[WORK TASK] In the entries that follow, how many lines hold the string "tissues"? Give only that number.

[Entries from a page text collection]
:::::

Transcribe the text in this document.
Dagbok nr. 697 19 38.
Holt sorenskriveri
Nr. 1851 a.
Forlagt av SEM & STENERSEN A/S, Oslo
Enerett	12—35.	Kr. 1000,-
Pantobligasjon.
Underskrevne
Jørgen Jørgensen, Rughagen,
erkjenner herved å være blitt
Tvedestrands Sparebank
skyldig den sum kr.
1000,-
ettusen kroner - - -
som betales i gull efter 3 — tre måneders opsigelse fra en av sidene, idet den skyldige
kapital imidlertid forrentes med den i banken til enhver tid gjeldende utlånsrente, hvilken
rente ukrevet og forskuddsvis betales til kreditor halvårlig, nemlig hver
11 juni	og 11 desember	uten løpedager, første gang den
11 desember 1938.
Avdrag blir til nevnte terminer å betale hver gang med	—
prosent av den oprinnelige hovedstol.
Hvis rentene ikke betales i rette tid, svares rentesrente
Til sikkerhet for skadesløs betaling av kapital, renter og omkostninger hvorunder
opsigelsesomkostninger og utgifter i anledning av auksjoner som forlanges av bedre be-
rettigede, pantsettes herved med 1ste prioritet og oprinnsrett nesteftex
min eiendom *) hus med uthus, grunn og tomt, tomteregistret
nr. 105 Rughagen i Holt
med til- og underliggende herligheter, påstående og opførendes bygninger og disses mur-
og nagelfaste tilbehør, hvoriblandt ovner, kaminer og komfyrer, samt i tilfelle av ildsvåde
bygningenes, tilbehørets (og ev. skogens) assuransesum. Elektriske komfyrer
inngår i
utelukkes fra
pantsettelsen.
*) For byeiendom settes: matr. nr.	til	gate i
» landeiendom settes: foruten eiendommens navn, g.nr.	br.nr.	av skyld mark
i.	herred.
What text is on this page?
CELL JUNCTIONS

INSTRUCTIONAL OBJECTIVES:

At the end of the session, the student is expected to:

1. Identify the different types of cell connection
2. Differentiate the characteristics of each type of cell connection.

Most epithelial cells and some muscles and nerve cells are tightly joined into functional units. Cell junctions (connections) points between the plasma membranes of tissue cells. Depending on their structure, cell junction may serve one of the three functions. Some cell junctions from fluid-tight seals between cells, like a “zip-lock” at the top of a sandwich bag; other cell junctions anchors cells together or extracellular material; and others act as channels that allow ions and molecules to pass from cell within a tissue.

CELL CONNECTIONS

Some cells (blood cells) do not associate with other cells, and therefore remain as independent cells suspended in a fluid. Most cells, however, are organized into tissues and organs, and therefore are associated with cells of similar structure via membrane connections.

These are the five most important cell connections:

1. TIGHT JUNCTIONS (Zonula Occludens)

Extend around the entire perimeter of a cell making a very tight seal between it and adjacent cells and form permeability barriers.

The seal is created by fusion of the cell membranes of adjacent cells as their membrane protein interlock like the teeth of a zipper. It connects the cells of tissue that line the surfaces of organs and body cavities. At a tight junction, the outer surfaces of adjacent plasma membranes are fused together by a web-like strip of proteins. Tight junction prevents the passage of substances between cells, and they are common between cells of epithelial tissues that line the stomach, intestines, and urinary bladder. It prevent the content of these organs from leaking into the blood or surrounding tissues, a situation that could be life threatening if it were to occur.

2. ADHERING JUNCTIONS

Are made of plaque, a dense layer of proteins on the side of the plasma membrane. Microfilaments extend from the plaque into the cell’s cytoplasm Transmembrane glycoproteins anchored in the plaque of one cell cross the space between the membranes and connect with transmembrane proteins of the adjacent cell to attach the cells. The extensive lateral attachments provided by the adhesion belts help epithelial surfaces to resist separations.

:::::

[SOLUTION] 2